## Raw records

- - -

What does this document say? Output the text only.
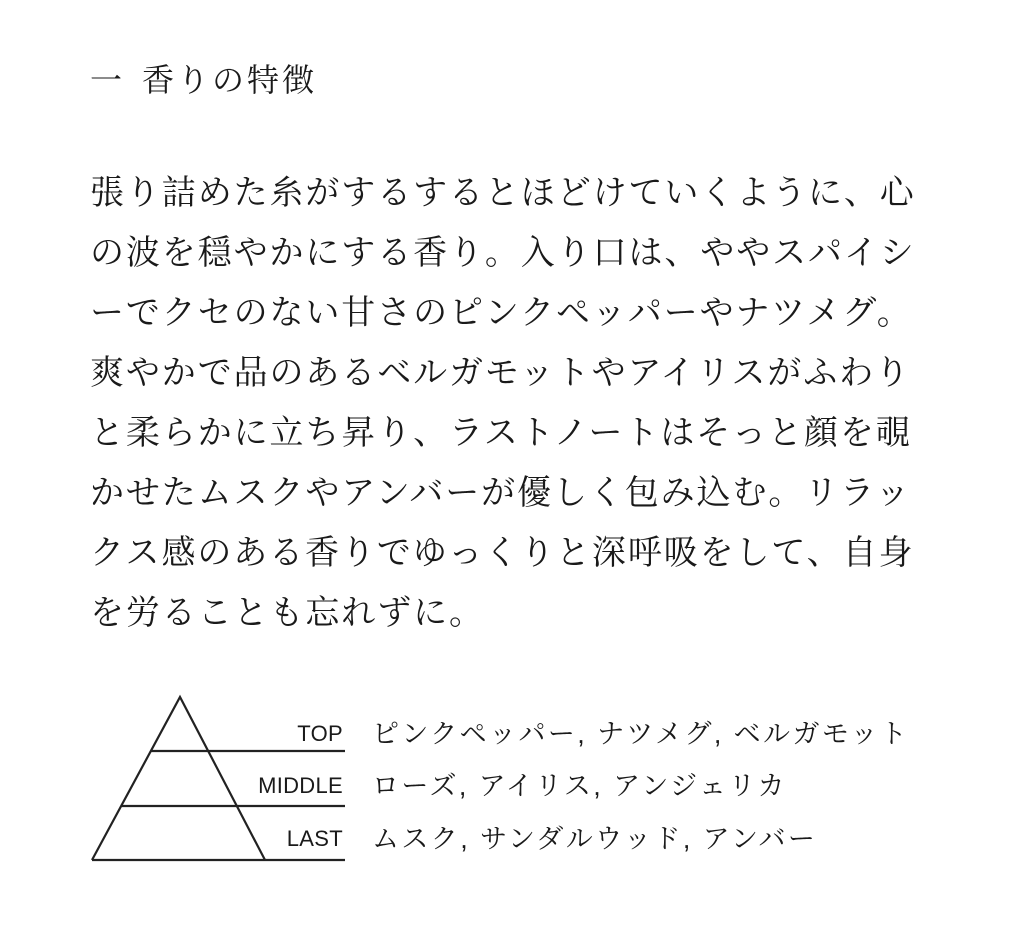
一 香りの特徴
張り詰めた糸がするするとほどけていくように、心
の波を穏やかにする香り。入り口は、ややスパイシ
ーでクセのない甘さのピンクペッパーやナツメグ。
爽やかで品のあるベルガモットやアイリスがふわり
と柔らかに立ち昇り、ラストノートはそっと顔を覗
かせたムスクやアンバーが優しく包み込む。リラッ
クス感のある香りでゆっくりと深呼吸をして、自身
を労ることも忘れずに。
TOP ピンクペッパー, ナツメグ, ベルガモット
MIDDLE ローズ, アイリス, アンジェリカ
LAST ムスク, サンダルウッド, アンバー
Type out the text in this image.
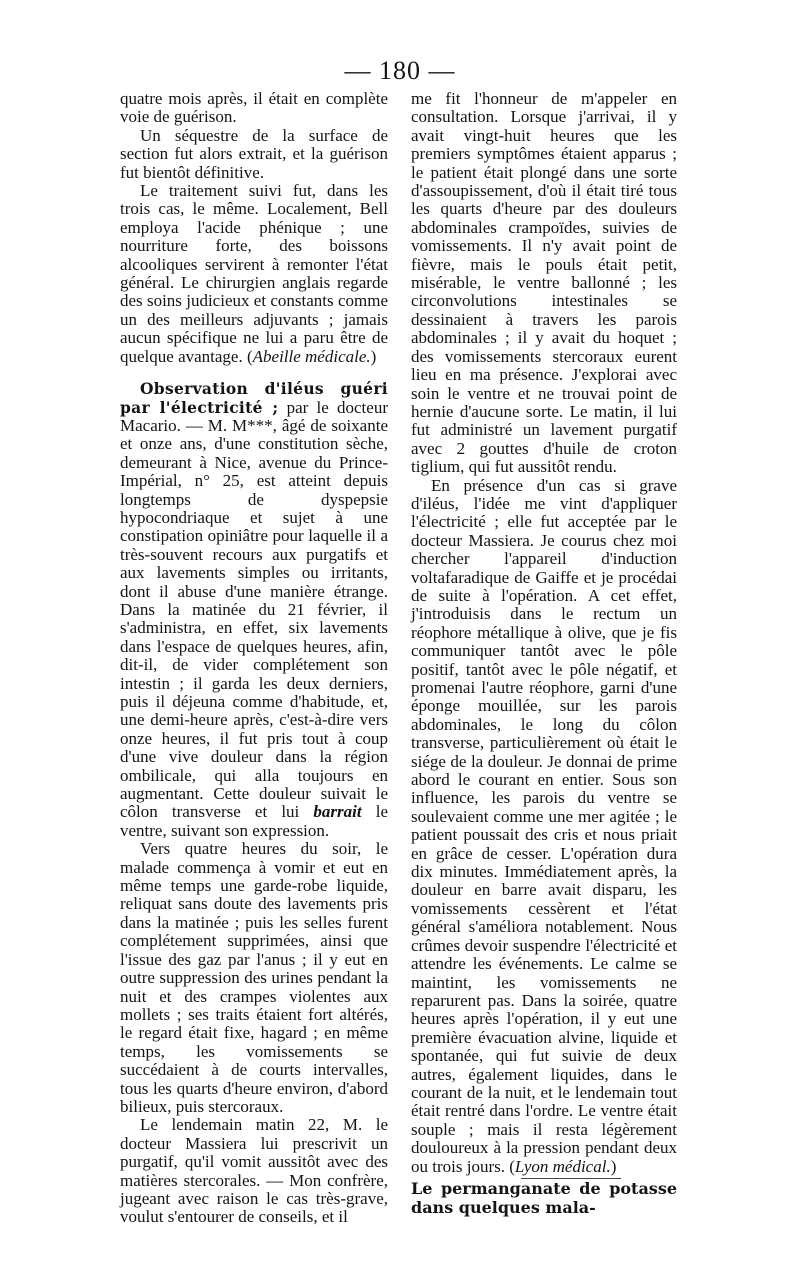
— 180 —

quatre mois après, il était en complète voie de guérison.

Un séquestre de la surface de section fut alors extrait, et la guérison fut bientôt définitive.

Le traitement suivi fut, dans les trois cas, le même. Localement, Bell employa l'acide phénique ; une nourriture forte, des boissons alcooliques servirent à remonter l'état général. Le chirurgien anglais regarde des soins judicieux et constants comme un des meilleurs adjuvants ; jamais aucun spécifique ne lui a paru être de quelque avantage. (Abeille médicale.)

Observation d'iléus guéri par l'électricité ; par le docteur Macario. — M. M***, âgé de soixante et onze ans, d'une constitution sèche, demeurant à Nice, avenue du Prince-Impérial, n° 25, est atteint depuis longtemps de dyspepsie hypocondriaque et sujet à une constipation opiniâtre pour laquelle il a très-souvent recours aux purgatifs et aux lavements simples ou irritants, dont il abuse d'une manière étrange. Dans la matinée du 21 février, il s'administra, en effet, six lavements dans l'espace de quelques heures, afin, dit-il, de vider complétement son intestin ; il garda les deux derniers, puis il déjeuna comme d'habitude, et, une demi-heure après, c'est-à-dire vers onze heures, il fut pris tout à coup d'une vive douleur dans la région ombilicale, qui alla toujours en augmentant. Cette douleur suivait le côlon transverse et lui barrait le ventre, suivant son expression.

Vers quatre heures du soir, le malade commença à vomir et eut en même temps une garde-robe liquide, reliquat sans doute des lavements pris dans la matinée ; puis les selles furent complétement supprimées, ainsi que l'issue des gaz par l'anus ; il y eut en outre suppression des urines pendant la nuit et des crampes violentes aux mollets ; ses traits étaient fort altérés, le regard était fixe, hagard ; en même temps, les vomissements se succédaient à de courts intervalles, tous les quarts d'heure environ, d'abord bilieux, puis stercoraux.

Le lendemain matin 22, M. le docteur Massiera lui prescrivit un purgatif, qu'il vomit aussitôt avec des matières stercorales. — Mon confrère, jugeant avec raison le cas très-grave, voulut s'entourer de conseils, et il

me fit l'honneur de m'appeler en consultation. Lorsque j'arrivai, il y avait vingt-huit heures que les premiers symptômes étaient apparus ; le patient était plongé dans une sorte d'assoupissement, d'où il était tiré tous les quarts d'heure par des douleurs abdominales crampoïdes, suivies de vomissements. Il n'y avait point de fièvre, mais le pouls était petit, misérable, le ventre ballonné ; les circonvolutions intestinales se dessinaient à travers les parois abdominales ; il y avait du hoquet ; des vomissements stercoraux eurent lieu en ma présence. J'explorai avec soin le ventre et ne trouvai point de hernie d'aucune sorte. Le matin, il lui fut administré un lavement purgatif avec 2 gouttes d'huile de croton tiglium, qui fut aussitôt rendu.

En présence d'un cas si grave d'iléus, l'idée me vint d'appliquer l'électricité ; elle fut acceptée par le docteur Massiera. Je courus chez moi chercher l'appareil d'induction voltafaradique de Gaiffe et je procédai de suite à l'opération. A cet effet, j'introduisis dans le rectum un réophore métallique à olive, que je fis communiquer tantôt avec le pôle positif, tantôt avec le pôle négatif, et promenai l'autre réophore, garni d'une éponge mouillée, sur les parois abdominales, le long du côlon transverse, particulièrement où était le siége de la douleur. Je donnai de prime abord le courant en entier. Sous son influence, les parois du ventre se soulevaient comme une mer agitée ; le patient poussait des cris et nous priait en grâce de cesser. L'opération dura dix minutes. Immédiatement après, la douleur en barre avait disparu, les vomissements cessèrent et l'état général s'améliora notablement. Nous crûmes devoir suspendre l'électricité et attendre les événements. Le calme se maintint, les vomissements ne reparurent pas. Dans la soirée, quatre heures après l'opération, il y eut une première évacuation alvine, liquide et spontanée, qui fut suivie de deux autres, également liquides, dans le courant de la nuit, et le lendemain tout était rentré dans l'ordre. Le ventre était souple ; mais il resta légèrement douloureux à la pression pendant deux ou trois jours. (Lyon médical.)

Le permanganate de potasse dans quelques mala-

- - -

## Given exercise
Restate the records word for word, omitting images.

## Finished answer
What does this document say? Output the text only.
一 香りの特徴
張り詰めた糸がするするとほどけていくように、心
の波を穏やかにする香り。入り口は、ややスパイシ
ーでクセのない甘さのピンクペッパーやナツメグ。
爽やかで品のあるベルガモットやアイリスがふわり
と柔らかに立ち昇り、ラストノートはそっと顔を覗
かせたムスクやアンバーが優しく包み込む。リラッ
クス感のある香りでゆっくりと深呼吸をして、自身
を労ることも忘れずに。
TOP ピンクペッパー, ナツメグ, ベルガモット
MIDDLE ローズ, アイリス, アンジェリカ
LAST ムスク, サンダルウッド, アンバー
Type out the text in this image.
— 180 —

quatre mois après, il était en complète voie de guérison.

Un séquestre de la surface de section fut alors extrait, et la guérison fut bientôt définitive.

Le traitement suivi fut, dans les trois cas, le même. Localement, Bell employa l'acide phénique ; une nourriture forte, des boissons alcooliques servirent à remonter l'état général. Le chirurgien anglais regarde des soins judicieux et constants comme un des meilleurs adjuvants ; jamais aucun spécifique ne lui a paru être de quelque avantage. (Abeille médicale.)

Observation d'iléus guéri par l'électricité ; par le docteur Macario. — M. M***, âgé de soixante et onze ans, d'une constitution sèche, demeurant à Nice, avenue du Prince-Impérial, n° 25, est atteint depuis longtemps de dyspepsie hypocondriaque et sujet à une constipation opiniâtre pour laquelle il a très-souvent recours aux purgatifs et aux lavements simples ou irritants, dont il abuse d'une manière étrange. Dans la matinée du 21 février, il s'administra, en effet, six lavements dans l'espace de quelques heures, afin, dit-il, de vider complétement son intestin ; il garda les deux derniers, puis il déjeuna comme d'habitude, et, une demi-heure après, c'est-à-dire vers onze heures, il fut pris tout à coup d'une vive douleur dans la région ombilicale, qui alla toujours en augmentant. Cette douleur suivait le côlon transverse et lui barrait le ventre, suivant son expression.

Vers quatre heures du soir, le malade commença à vomir et eut en même temps une garde-robe liquide, reliquat sans doute des lavements pris dans la matinée ; puis les selles furent complétement supprimées, ainsi que l'issue des gaz par l'anus ; il y eut en outre suppression des urines pendant la nuit et des crampes violentes aux mollets ; ses traits étaient fort altérés, le regard était fixe, hagard ; en même temps, les vomissements se succédaient à de courts intervalles, tous les quarts d'heure environ, d'abord bilieux, puis stercoraux.

Le lendemain matin 22, M. le docteur Massiera lui prescrivit un purgatif, qu'il vomit aussitôt avec des matières stercorales. — Mon confrère, jugeant avec raison le cas très-grave, voulut s'entourer de conseils, et il

me fit l'honneur de m'appeler en consultation. Lorsque j'arrivai, il y avait vingt-huit heures que les premiers symptômes étaient apparus ; le patient était plongé dans une sorte d'assoupissement, d'où il était tiré tous les quarts d'heure par des douleurs abdominales crampoïdes, suivies de vomissements. Il n'y avait point de fièvre, mais le pouls était petit, misérable, le ventre ballonné ; les circonvolutions intestinales se dessinaient à travers les parois abdominales ; il y avait du hoquet ; des vomissements stercoraux eurent lieu en ma présence. J'explorai avec soin le ventre et ne trouvai point de hernie d'aucune sorte. Le matin, il lui fut administré un lavement purgatif avec 2 gouttes d'huile de croton tiglium, qui fut aussitôt rendu.

En présence d'un cas si grave d'iléus, l'idée me vint d'appliquer l'électricité ; elle fut acceptée par le docteur Massiera. Je courus chez moi chercher l'appareil d'induction voltafaradique de Gaiffe et je procédai de suite à l'opération. A cet effet, j'introduisis dans le rectum un réophore métallique à olive, que je fis communiquer tantôt avec le pôle positif, tantôt avec le pôle négatif, et promenai l'autre réophore, garni d'une éponge mouillée, sur les parois abdominales, le long du côlon transverse, particulièrement où était le siége de la douleur. Je donnai de prime abord le courant en entier. Sous son influence, les parois du ventre se soulevaient comme une mer agitée ; le patient poussait des cris et nous priait en grâce de cesser. L'opération dura dix minutes. Immédiatement après, la douleur en barre avait disparu, les vomissements cessèrent et l'état général s'améliora notablement. Nous crûmes devoir suspendre l'électricité et attendre les événements. Le calme se maintint, les vomissements ne reparurent pas. Dans la soirée, quatre heures après l'opération, il y eut une première évacuation alvine, liquide et spontanée, qui fut suivie de deux autres, également liquides, dans le courant de la nuit, et le lendemain tout était rentré dans l'ordre. Le ventre était souple ; mais il resta légèrement douloureux à la pression pendant deux ou trois jours. (Lyon médical.)

Le permanganate de potasse dans quelques mala-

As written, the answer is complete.